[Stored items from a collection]
----
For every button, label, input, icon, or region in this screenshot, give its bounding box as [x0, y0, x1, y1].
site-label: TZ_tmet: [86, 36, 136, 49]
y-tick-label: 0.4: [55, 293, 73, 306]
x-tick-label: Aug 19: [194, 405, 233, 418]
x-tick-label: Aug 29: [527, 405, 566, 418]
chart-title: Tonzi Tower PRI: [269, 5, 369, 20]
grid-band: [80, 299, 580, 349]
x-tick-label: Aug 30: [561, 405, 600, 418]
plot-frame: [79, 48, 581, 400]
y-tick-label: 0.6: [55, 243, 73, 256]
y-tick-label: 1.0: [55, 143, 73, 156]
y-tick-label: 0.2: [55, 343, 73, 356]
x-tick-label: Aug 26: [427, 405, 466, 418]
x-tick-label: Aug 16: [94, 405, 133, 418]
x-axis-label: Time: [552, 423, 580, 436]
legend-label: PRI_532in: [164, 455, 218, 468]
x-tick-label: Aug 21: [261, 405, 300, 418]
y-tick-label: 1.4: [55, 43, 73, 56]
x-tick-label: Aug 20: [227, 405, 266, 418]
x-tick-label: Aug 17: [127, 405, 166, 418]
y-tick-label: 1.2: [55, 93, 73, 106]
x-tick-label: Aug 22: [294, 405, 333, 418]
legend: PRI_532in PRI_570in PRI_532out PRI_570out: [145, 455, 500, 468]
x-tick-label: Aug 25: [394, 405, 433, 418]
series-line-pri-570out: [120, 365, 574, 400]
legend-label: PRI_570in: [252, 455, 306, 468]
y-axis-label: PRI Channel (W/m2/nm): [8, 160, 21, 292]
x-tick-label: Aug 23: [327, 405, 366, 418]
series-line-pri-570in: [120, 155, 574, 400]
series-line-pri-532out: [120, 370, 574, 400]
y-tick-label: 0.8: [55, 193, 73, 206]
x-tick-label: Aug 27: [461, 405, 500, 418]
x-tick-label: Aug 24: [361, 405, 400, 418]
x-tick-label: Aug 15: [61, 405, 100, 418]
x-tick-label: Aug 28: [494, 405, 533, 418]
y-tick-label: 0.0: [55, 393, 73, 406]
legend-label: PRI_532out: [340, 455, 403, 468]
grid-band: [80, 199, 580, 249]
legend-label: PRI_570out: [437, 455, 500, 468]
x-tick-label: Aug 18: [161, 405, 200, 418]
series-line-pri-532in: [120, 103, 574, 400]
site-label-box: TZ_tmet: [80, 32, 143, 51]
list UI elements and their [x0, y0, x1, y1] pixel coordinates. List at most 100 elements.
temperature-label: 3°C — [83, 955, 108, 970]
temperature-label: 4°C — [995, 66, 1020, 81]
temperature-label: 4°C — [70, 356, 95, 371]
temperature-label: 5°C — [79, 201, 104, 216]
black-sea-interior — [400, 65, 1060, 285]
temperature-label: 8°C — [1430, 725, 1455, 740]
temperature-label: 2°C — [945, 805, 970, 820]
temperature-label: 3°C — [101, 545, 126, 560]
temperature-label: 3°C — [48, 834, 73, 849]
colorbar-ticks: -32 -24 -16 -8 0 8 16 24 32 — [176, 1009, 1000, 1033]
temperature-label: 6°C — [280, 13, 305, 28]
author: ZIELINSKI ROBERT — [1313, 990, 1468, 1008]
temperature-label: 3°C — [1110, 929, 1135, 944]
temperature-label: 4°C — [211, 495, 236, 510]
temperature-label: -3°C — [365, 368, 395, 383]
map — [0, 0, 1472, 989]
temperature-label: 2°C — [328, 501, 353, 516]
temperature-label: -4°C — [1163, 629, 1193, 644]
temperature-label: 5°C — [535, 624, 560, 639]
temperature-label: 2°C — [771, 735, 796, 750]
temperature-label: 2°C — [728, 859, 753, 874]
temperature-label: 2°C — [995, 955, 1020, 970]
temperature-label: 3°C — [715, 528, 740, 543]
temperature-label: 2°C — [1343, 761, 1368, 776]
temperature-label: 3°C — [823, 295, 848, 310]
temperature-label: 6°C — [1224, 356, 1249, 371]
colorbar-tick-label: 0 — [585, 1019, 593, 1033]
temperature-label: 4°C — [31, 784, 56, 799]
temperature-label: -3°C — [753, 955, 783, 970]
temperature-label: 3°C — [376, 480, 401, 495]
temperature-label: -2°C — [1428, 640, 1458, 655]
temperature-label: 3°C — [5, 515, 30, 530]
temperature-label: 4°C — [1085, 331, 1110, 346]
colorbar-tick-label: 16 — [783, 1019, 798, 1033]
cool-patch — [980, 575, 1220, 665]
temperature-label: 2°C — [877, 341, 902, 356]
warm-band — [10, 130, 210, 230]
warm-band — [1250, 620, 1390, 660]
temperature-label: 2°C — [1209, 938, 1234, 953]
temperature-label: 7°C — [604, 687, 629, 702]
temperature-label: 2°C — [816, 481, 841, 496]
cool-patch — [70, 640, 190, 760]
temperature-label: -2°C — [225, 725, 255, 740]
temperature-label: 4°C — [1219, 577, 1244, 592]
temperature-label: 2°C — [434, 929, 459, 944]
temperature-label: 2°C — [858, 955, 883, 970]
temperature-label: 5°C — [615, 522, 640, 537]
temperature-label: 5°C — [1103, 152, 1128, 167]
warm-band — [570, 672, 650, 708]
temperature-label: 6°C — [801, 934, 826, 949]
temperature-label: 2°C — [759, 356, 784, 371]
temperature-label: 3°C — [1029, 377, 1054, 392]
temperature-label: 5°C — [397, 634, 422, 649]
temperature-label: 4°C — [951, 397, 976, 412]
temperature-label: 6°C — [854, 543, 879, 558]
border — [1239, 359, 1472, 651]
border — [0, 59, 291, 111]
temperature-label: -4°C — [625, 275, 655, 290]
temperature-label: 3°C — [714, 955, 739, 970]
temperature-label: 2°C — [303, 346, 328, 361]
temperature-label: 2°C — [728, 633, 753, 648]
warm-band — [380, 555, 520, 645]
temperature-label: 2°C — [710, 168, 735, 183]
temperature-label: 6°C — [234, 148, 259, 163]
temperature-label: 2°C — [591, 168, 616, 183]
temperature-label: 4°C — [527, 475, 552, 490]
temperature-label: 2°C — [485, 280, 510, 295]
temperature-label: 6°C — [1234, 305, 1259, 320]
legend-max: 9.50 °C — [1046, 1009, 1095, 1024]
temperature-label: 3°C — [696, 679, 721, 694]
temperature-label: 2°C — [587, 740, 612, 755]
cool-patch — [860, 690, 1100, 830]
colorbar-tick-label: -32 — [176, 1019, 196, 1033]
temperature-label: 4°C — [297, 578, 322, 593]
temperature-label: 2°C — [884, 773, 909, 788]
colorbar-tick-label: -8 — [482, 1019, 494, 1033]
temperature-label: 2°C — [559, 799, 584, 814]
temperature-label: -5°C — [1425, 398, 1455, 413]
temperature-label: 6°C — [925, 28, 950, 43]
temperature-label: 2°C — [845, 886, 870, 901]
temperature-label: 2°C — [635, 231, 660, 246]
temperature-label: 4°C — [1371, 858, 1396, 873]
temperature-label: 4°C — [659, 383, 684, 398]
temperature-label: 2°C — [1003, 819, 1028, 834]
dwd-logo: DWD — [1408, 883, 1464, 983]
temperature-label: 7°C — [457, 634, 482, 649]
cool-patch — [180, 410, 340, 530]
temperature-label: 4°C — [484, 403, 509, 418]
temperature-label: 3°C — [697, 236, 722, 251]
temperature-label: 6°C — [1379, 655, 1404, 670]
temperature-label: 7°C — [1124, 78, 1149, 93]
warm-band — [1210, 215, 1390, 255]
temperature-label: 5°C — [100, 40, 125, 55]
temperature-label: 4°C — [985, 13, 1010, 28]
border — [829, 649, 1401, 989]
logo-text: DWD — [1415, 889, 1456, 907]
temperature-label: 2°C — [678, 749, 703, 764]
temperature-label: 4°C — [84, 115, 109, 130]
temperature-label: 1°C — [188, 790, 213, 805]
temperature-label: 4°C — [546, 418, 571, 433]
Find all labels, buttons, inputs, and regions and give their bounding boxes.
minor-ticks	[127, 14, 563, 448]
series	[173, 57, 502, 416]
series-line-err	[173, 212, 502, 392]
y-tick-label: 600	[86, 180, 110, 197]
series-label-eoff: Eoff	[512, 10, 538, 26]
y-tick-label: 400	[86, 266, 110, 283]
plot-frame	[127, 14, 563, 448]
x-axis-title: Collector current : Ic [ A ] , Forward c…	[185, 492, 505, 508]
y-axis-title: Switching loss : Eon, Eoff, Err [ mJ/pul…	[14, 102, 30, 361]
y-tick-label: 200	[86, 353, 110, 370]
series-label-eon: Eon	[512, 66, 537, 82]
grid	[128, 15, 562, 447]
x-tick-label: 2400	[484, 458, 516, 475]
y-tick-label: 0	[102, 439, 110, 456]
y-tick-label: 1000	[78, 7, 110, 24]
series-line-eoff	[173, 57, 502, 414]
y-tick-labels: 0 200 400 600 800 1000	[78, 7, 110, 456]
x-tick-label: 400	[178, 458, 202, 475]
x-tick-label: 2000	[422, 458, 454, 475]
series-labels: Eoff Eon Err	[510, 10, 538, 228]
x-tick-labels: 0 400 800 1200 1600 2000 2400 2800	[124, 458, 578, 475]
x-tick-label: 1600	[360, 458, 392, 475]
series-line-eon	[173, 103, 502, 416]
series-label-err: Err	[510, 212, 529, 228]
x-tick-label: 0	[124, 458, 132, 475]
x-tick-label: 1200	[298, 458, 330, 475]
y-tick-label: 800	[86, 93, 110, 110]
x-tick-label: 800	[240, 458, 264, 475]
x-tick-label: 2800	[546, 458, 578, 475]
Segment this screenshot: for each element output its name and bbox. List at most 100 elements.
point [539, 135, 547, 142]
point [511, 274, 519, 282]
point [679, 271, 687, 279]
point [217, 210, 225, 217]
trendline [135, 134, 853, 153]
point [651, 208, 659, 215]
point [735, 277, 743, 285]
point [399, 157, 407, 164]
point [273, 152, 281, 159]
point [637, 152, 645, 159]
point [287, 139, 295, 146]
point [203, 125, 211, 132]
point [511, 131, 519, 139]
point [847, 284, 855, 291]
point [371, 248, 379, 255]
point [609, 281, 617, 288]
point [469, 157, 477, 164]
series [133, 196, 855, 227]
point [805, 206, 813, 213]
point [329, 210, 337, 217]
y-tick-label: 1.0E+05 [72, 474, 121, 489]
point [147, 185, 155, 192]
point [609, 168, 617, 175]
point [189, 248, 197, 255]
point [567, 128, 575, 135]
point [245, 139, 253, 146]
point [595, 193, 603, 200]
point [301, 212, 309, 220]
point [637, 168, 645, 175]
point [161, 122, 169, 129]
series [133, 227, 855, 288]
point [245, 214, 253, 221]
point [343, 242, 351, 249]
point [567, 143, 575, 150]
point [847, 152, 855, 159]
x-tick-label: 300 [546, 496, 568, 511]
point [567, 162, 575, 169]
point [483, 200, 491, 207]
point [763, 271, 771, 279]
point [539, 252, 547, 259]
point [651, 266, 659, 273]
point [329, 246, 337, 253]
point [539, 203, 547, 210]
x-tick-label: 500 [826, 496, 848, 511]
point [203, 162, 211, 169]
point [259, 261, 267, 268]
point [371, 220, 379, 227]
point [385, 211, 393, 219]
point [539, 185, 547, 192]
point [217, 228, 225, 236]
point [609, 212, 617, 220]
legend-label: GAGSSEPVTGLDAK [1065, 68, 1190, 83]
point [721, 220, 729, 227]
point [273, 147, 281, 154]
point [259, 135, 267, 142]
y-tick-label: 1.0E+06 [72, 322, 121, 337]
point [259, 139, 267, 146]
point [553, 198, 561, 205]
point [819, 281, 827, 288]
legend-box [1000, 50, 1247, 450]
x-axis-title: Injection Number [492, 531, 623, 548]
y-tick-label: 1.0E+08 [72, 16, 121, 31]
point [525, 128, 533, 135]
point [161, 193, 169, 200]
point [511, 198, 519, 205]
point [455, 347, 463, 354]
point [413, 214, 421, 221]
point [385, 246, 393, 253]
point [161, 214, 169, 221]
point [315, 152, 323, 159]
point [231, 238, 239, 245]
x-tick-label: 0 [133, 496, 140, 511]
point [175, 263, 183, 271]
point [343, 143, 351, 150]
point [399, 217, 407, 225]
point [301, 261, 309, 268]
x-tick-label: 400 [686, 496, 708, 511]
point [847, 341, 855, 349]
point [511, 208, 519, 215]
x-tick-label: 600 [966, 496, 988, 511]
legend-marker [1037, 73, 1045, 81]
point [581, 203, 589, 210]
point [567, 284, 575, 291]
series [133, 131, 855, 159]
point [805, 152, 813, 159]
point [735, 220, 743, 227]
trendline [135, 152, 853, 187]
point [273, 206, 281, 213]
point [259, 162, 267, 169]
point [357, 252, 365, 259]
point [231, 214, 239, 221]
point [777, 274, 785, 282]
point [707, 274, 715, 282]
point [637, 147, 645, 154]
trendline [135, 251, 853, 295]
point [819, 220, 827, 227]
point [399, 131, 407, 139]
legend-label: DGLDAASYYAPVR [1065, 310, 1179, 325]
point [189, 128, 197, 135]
----
Objective: Copy out the stretch of material from its first line through the line containing "y-tick-label: 0.8: [55, 193, 73, 206]", with both ends included and each line left unchanged.

Task answer:
For every button, label, input, icon, or region in this screenshot, give its bounding box as [x0, y0, x1, y1].
site-label: TZ_tmet: [86, 36, 136, 49]
y-tick-label: 0.4: [55, 293, 73, 306]
x-tick-label: Aug 19: [194, 405, 233, 418]
x-tick-label: Aug 29: [527, 405, 566, 418]
chart-title: Tonzi Tower PRI: [269, 5, 369, 20]
grid-band: [80, 299, 580, 349]
x-tick-label: Aug 30: [561, 405, 600, 418]
plot-frame: [79, 48, 581, 400]
y-tick-label: 0.6: [55, 243, 73, 256]
y-tick-label: 1.0: [55, 143, 73, 156]
y-tick-label: 0.2: [55, 343, 73, 356]
x-tick-label: Aug 26: [427, 405, 466, 418]
x-tick-label: Aug 16: [94, 405, 133, 418]
x-axis-label: Time: [552, 423, 580, 436]
legend-label: PRI_532in: [164, 455, 218, 468]
x-tick-label: Aug 21: [261, 405, 300, 418]
y-tick-label: 1.4: [55, 43, 73, 56]
x-tick-label: Aug 20: [227, 405, 266, 418]
x-tick-label: Aug 17: [127, 405, 166, 418]
y-tick-label: 1.2: [55, 93, 73, 106]
x-tick-label: Aug 22: [294, 405, 333, 418]
legend: PRI_532in PRI_570in PRI_532out PRI_570out: [145, 455, 500, 468]
x-tick-label: Aug 25: [394, 405, 433, 418]
series-line-pri-570out: [120, 365, 574, 400]
legend-label: PRI_570in: [252, 455, 306, 468]
y-axis-label: PRI Channel (W/m2/nm): [8, 160, 21, 292]
x-tick-label: Aug 23: [327, 405, 366, 418]
series-line-pri-570in: [120, 155, 574, 400]
series-line-pri-532out: [120, 370, 574, 400]
y-tick-label: 0.8: [55, 193, 73, 206]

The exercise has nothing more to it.